:: Instruction ::
In the meeting notes, how many firewalls per building come with the free level of service in Addendum 7?

*** Text

Tim said he didn't have a definitive answer to this question as that would have to come from Dr. Frazier, but believed that the concept of consolidating like functions to leverage an economy of scale was the driving reason.

2-5) Questions for Tim from the committee

2-5-1) Are there any implications for e-mail? (Dan Miller)

Dan Miller asked if the only implications for e-mail were that Exchange is now solely Mike Conlon's. Tim responded that e-mail is a question mark in the longer-term sorting out things. E-mail is an application but it is also somewhat of a middleware service connected to other applications. Exchange is closely tied to Active Directory and if we only had Exchange for e-mail those two would clearly fit together as they do now.

Tim said he views student e-mail as a commodity and that it should be first among the many things that should sooner or later be outsourced into the cloud. Other than that he didn't have much to say about e-mail at this time.

2-5-2) Did this merger arise from the UF IT Action Plans process? (Clint Collins)

Tim responded that such was not the case, rather this merger is viewed as something already planned for between Chuck Frazier and Ed Poppell. The initial recommendations of the ITAP Task Force have gone to the Steering Committee which will meet next Tuesday to provide feedback on that initial draft. The Task Force will then create a final draft for the President within the next two weeks.

2-5-3) Will this merger result in a cutback of total FTE devoted to the UF enterprise? (Handsford Tyler)

Tim responded that this has not yet been determined. He did say that CNS has been through a number of CNS consolidations and every one of those consolidations has ultimately resulted in an FTE reduction.

2-5-4) Where are the economies of scale in this? (Handsford Tyler)

If all we are doing is moving the same number of people to a different place to do the same thing, where we will see economies of scale? Tim replied that he hasn't gotten into enough of the details yet, but he knows there are common resources between the Bridges Infrastructure Group and CNS. Both have EMC storage, SAN networking components and networking personnel.

When Ty asked if the plan then was to do more things with the same number of people, Tim replied that he hoped to leverage the dollars spent on common platforms first. However, there have been a number of consolidations--often followed by people moving on or with people coincidentally retiring; in a number of instances we have then seized the opportunity not to replace those individuals.

3) CNS Wall-Plate SLO update

Todd Hester reported that we were currently about a year and one-half into the Wall-Plate project and there have been a number of new or expanded addenda added to the Wall-Plate Service Level Objectives document.

3-1) Addendum 7: Wall-Plate Firewall Services

Todd said that the SLO document had previously had a brief mention of firewall services which has now been expanded as addendum 7. This defines a free level of service which provides three firewalls per building handled through VLANs and ACLS. If more sophisticated needs exist then they go to a hardware-based firewall solution which involves an added fee. These will all be custom solutions, but the addendum does provide some price range examples.

3-2) Addendum 8: Requirements for Establishing a Non-Wall-Plate Network Zone within a Wall-Plate Building

Todd said that this addendum comes mostly from the research community who has expressed the need for special requirements. Initially we had said that a building has to be entirely Wall-Plate. This is a definition which allows the establishment of a non-Wall-Plate environment within a Wall-Plate building.

******
*** Stored records

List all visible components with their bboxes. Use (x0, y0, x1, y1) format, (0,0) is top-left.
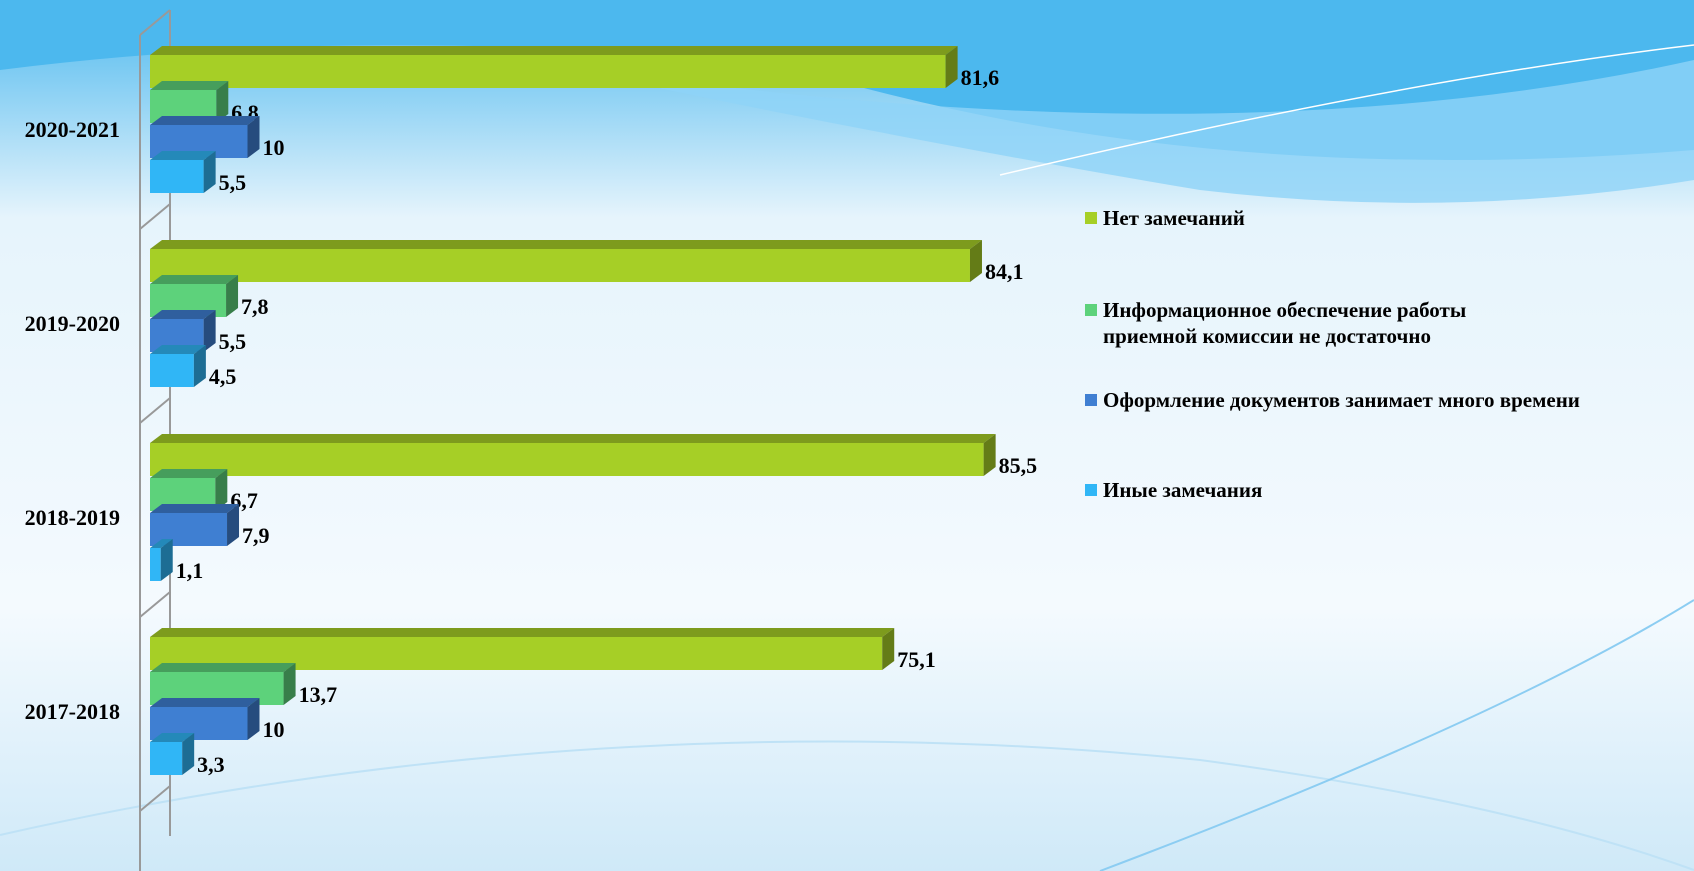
y-tick-label: 2017-2018 (25, 699, 120, 724)
bar-top (150, 46, 958, 55)
bar-side (182, 733, 195, 775)
bar (150, 443, 984, 476)
category-separator (139, 397, 171, 424)
data-label: 3,3 (197, 752, 225, 777)
bar-top (150, 151, 216, 160)
axis-edge (139, 9, 171, 36)
legend-swatch (1085, 212, 1097, 224)
wave-line (1099, 599, 1694, 871)
data-label: 81,6 (961, 65, 1000, 90)
bar-top (150, 663, 296, 672)
bar-top (150, 628, 895, 637)
bar-side (216, 81, 229, 123)
legend-swatch (1085, 304, 1097, 316)
y-tick-label: 2019-2020 (25, 311, 120, 336)
legend-label: Оформление документов занимает много вре… (1103, 388, 1580, 412)
data-label: 4,5 (209, 364, 237, 389)
data-label: 10 (263, 135, 285, 160)
legend-swatch (1085, 484, 1097, 496)
bar-side (160, 539, 173, 581)
bar-side (247, 116, 260, 158)
bar-top (150, 240, 982, 249)
legend-item: Информационное обеспечение работы приемн… (1085, 297, 1555, 349)
bar (150, 742, 183, 775)
data-label: 13,7 (299, 682, 338, 707)
data-label: 10 (263, 717, 285, 742)
bar-top (150, 698, 260, 707)
legend-item: Оформление документов занимает много вре… (1085, 387, 1680, 413)
category-separator (139, 203, 171, 230)
legend-label: Нет замечаний (1103, 206, 1245, 230)
bar-top (150, 116, 260, 125)
wave (500, 55, 1694, 203)
data-label: 84,1 (985, 259, 1024, 284)
data-label: 7,8 (241, 294, 268, 319)
bar-side (983, 434, 996, 476)
y-tick-label: 2018-2019 (25, 505, 120, 530)
bar-side (203, 151, 216, 193)
bar-top (150, 539, 173, 548)
category-separator (139, 785, 171, 812)
bar-top (150, 310, 216, 319)
bar-top (150, 469, 228, 478)
bar (150, 548, 161, 581)
bar-side (226, 275, 239, 317)
category-separator (139, 591, 171, 618)
bar-top (150, 345, 206, 354)
legend-swatch (1085, 394, 1097, 406)
bar-top (150, 733, 195, 742)
data-label: 7,9 (242, 523, 270, 548)
bar-top (150, 275, 239, 284)
bar-side (227, 504, 240, 546)
bar-side (283, 663, 296, 705)
legend-label: Информационное обеспечение работы приемн… (1103, 298, 1467, 348)
legend-item: Иные замечания (1085, 477, 1680, 503)
bar-top (150, 81, 229, 90)
legend-item: Нет замечаний (1085, 205, 1680, 231)
bar (150, 55, 946, 88)
data-label: 85,5 (999, 453, 1038, 478)
bar-side (193, 345, 206, 387)
legend-label: Иные замечания (1103, 478, 1263, 502)
wave-line (0, 740, 1694, 871)
data-label: 75,1 (897, 647, 936, 672)
bar-side (969, 240, 982, 282)
data-label: 5,5 (219, 329, 247, 354)
bar-side (247, 698, 260, 740)
bar-top (150, 434, 996, 443)
bar (150, 249, 970, 282)
data-label: 1,1 (176, 558, 204, 583)
y-tick-label: 2020-2021 (25, 117, 120, 142)
bar (150, 160, 204, 193)
data-label: 5,5 (219, 170, 247, 195)
bar-top (150, 504, 240, 513)
bar-side (215, 469, 228, 511)
bar (150, 354, 194, 387)
bar-side (945, 46, 958, 88)
bar-side (882, 628, 895, 670)
wave-line (999, 44, 1694, 176)
bar-side (203, 310, 216, 352)
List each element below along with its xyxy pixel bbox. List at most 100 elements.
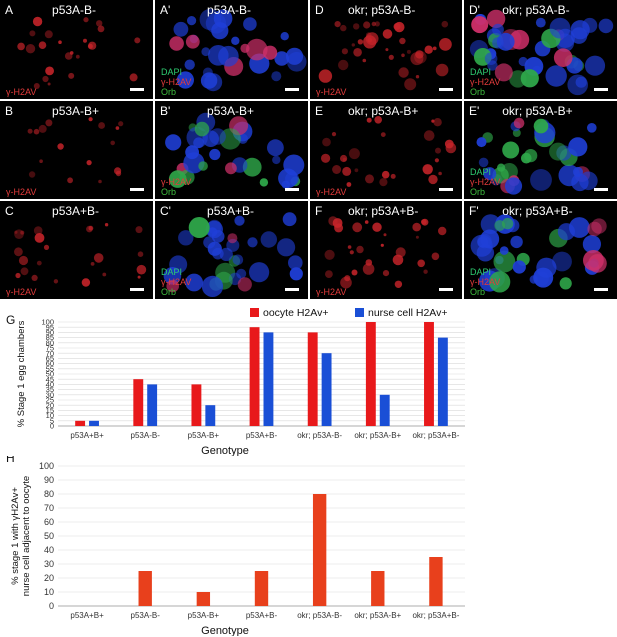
panel-label: D — [315, 3, 324, 17]
legend-swatch — [355, 308, 364, 317]
panel-label: G — [6, 313, 15, 327]
channel-label: Orb — [470, 87, 486, 97]
x-tick-label: p53A-B+ — [188, 431, 220, 440]
channel-label: DAPI — [470, 167, 492, 177]
panel-label: D' — [469, 3, 480, 17]
x-tick-label: p53A+B+ — [70, 431, 104, 440]
channel-label: γ-H2AV — [6, 287, 37, 297]
channel-label: γ-H2AV — [161, 277, 192, 287]
x-tick-label: okr; p53A-B+ — [354, 431, 401, 440]
panel-label: F' — [469, 204, 479, 218]
y-tick-label: 10 — [44, 587, 54, 597]
y-tick-label: 10 — [46, 411, 54, 420]
bar — [249, 327, 260, 426]
bar — [424, 322, 434, 426]
panel-genotype-title: okr; p53A-B+ — [502, 104, 573, 118]
channel-label: Orb — [161, 87, 177, 97]
micrograph-panel-a2: A' p53A-B- DAPI γ-H2AV Orb — [155, 0, 308, 99]
bar — [312, 494, 327, 606]
y-tick-label: 50 — [46, 370, 54, 379]
channel-label: γ-H2AV — [470, 177, 501, 187]
y-axis-title: % Stage 1 egg chambers — [16, 320, 27, 427]
channel-label: DAPI — [470, 267, 492, 277]
channel-label: DAPI — [161, 267, 183, 277]
y-tick-label: 40 — [46, 380, 54, 389]
channel-label: Orb — [161, 287, 177, 297]
bar — [307, 332, 318, 426]
y-tick-label: 30 — [46, 390, 54, 399]
x-tick-label: okr; p53A+B- — [412, 611, 459, 620]
panel-label: A' — [160, 3, 171, 17]
x-tick-label: p53A-B- — [131, 431, 161, 440]
scale-bar — [130, 288, 144, 291]
y-tick-label: 15 — [46, 406, 54, 415]
bar — [89, 420, 99, 426]
panel-genotype-title: okr; p53A-B- — [348, 3, 416, 17]
micrograph-image — [17, 16, 141, 89]
bar — [365, 322, 376, 426]
panel-genotype-title: p53A-B- — [207, 3, 252, 17]
x-tick-label: okr; p53A+B- — [412, 431, 459, 440]
micrograph-panel-d2: D' okr; p53A-B- DAPI γ-H2AV Orb — [464, 0, 617, 99]
y-tick-label: 80 — [46, 338, 54, 347]
x-tick-label: p53A+B- — [246, 611, 278, 620]
micrograph-image — [324, 216, 447, 289]
x-tick-label: p53A-B- — [131, 611, 161, 620]
y-tick-label: 25 — [46, 396, 54, 405]
panel-label: H — [6, 456, 15, 465]
scale-bar — [439, 88, 453, 91]
x-axis-title: Genotype — [201, 445, 249, 456]
y-tick-label: 80 — [44, 489, 54, 499]
bar — [379, 394, 390, 426]
y-tick-label: 100 — [39, 461, 54, 471]
y-axis-title: % stage 1 with γH2Av+ — [10, 487, 21, 585]
scale-bar — [285, 88, 299, 91]
scale-bar — [439, 288, 453, 291]
panel-genotype-title: okr; p53A+B- — [502, 204, 573, 218]
panel-label: E — [315, 104, 324, 118]
y-tick-label: 50 — [44, 531, 54, 541]
chart-h-svg: H 0 10 20 30 40 50 60 70 80 90 100 p53A+B+ p53A-B-p53… — [6, 456, 465, 636]
bar — [371, 571, 385, 606]
scale-bar — [130, 88, 144, 91]
panel-label: F — [315, 204, 323, 218]
scale-bar — [285, 288, 299, 291]
y-tick-label: 70 — [44, 503, 54, 513]
channel-label: DAPI — [161, 67, 183, 77]
y-tick-label: 0 — [50, 422, 54, 431]
x-tick-label: okr; p53A-B+ — [354, 611, 401, 620]
channel-label: γ-H2AV — [6, 87, 37, 97]
micrograph-image — [163, 212, 303, 297]
y-tick-label: 20 — [44, 573, 54, 583]
y-tick-label: 90 — [44, 475, 54, 485]
micrograph-panel-c2: C' p53A+B- DAPI γ-H2AV Orb — [155, 201, 308, 299]
panel-genotype-title: p53A+B- — [52, 204, 100, 218]
panel-label: E' — [469, 104, 480, 118]
micrograph-image — [169, 8, 307, 92]
micrograph-image — [165, 112, 305, 189]
channel-label: γ-H2AV — [316, 187, 347, 197]
legend-swatch — [250, 308, 259, 317]
panel-genotype-title: p53A-B+ — [207, 104, 255, 118]
legend-label: nurse cell H2Av+ — [368, 307, 447, 319]
panel-label: A — [5, 3, 14, 17]
scale-bar — [594, 188, 608, 191]
channel-label: γ-H2AV — [161, 77, 192, 87]
y-tick-label: 85 — [46, 333, 54, 342]
bar — [196, 592, 211, 606]
panel-genotype-title: p53A-B- — [52, 3, 97, 17]
y-tick-label: 75 — [46, 344, 54, 353]
panel-genotype-title: okr; p53A-B+ — [348, 104, 419, 118]
channel-label: Orb — [470, 287, 486, 297]
micrograph-panel-e2: E' okr; p53A-B+ DAPI γ-H2AV Orb — [464, 101, 617, 199]
y-tick-label: 40 — [44, 545, 54, 555]
x-tick-label: okr; p53A-B- — [297, 431, 342, 440]
micrograph-image — [27, 117, 124, 184]
channel-label: DAPI — [470, 67, 492, 77]
panel-genotype-title: p53A-B+ — [52, 104, 100, 118]
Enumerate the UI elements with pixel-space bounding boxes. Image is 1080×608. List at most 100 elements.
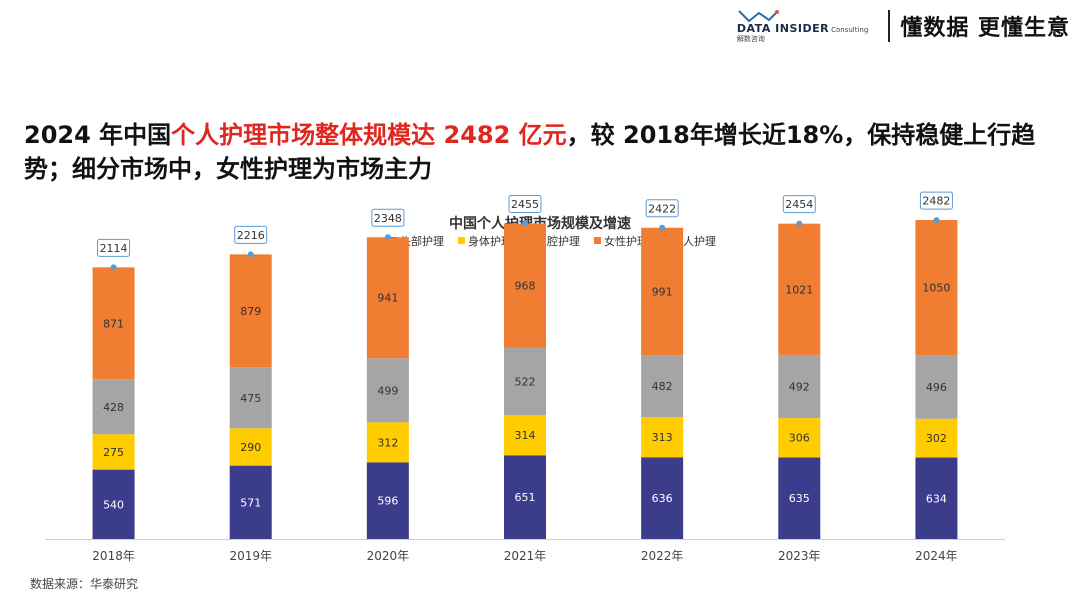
slogan: 懂数据 更懂生意 (900, 16, 1070, 41)
total-dot-3 (522, 220, 528, 227)
logo-mark-icon (738, 9, 779, 22)
bar-label-1-6: 302 (926, 432, 947, 445)
x-tick-label-5: 2023年 (778, 549, 821, 563)
bar-1-5 (778, 418, 821, 458)
bar-1-1 (229, 428, 272, 466)
logo: DATA INSIDER Consulting 解数咨询 (737, 9, 868, 44)
bar-3-2 (366, 237, 409, 359)
bar-0-6 (915, 457, 958, 539)
bar-label-0-0: 540 (103, 498, 124, 511)
total-dot-4 (659, 224, 666, 231)
bar-2-2 (366, 358, 409, 423)
x-tick-label-6: 2024年 (915, 549, 958, 563)
bar-3-5 (778, 223, 821, 355)
total-label-box-6 (919, 191, 953, 210)
bar-label-1-4: 313 (652, 431, 673, 444)
legend-label-0: 头部护理 (400, 234, 444, 248)
total-dot-5 (796, 220, 803, 227)
chart-title: 中国个人护理市场规模及增速 (449, 215, 631, 232)
total-label-box-5 (782, 195, 816, 214)
bar-0-5 (778, 457, 821, 539)
bar-label-0-4: 636 (652, 492, 673, 505)
bar-1-6 (915, 418, 958, 458)
total-label-box-1 (234, 225, 268, 244)
total-label-box-2 (371, 208, 405, 227)
bar-label-3-5: 1021 (785, 283, 813, 296)
header-divider (888, 10, 891, 42)
headline: 2024 年中国个人护理市场整体规模达 2482 亿元，较 2018年增长近18… (24, 118, 1064, 186)
bar-2-5 (778, 354, 821, 419)
headline-part2: ，较 2018年增长近18%，保持稳健上行趋势；细分市场中，女性护理为市场主力 (24, 121, 1036, 183)
legend-swatch-3 (594, 237, 601, 244)
data-source: 数据来源：华泰研究 (30, 577, 139, 591)
x-tick-label-4: 2022年 (641, 549, 684, 563)
total-dot-0 (110, 264, 117, 271)
logo-subtext: 解数咨询 (736, 34, 765, 43)
bar-2-0 (92, 379, 135, 435)
bar-label-1-5: 306 (789, 432, 810, 445)
total-label-6: 2482 (922, 195, 950, 208)
total-label-2: 2348 (374, 212, 402, 225)
bar-label-2-2: 499 (377, 384, 398, 397)
logo-text: DATA INSIDER (736, 21, 830, 35)
bar-1-0 (92, 434, 135, 470)
total-dot-6 (933, 217, 940, 224)
total-label-0: 2114 (100, 242, 128, 255)
bar-label-0-6: 634 (926, 492, 947, 505)
total-label-3: 2455 (511, 198, 539, 211)
x-tick-label-2: 2020年 (367, 549, 410, 563)
bar-3-0 (92, 267, 135, 380)
bar-label-0-1: 571 (240, 496, 261, 509)
bar-label-3-1: 879 (240, 305, 261, 318)
bar-label-2-1: 475 (240, 392, 261, 405)
bar-label-0-3: 651 (515, 491, 536, 504)
bar-2-1 (229, 367, 272, 429)
bar-label-3-6: 1050 (922, 282, 950, 295)
bar-label-0-5: 635 (789, 492, 810, 505)
headline-highlight: 个人护理市场整体规模达 2482 亿元 (171, 121, 567, 149)
bar-label-3-3: 968 (515, 280, 536, 293)
bar-0-1 (229, 465, 272, 539)
x-tick-label-0: 2018年 (92, 549, 135, 563)
x-tick-label-3: 2021年 (504, 549, 547, 563)
bar-label-1-3: 314 (515, 429, 536, 442)
bar-label-1-1: 290 (240, 441, 261, 454)
headline-part1: 2024 年中国 (24, 121, 172, 149)
bar-2-6 (915, 354, 958, 419)
x-tick-label-1: 2019年 (229, 549, 272, 563)
bar-0-2 (366, 462, 409, 539)
bar-label-1-0: 275 (103, 446, 124, 459)
total-label-5: 2454 (785, 198, 813, 211)
bar-3-3 (504, 223, 546, 348)
bar-label-2-3: 522 (515, 375, 536, 388)
bar-1-3 (504, 414, 546, 456)
bar-1-4 (641, 417, 684, 458)
bar-label-3-4: 991 (652, 285, 673, 298)
total-label-1: 2216 (237, 229, 265, 242)
total-dot-1 (247, 251, 254, 258)
legend-label-1: 身体护理 (468, 234, 512, 248)
bar-0-4 (641, 457, 684, 539)
bar-0-0 (92, 469, 135, 539)
bar-label-2-6: 496 (926, 381, 947, 394)
total-label-box-4 (645, 199, 679, 218)
total-label-4: 2422 (648, 202, 676, 215)
bar-2-3 (504, 347, 546, 415)
bar-0-3 (504, 455, 546, 539)
total-dot-2 (384, 234, 391, 241)
legend-label-2: 口腔护理 (536, 234, 580, 248)
bar-label-2-4: 482 (652, 380, 673, 393)
brand-header: DATA INSIDER Consulting 解数咨询 懂数据 更懂生意 (737, 6, 1070, 46)
bar-1-2 (366, 422, 409, 463)
bar-label-3-2: 941 (377, 292, 398, 305)
bar-label-1-2: 312 (377, 436, 398, 449)
legend-swatch-1 (458, 237, 465, 244)
logo-superscript: Consulting (831, 25, 869, 34)
bar-2-4 (641, 355, 684, 418)
bar-label-0-2: 596 (377, 495, 398, 508)
bar-label-3-0: 871 (103, 317, 124, 330)
bar-3-6 (915, 220, 958, 355)
bar-3-1 (229, 254, 272, 368)
legend-label-3: 女性护理 (604, 234, 648, 248)
bar-label-2-0: 428 (103, 401, 124, 414)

******

:: The output ::
Three firewalls per building, handled through VLANs and ACLs.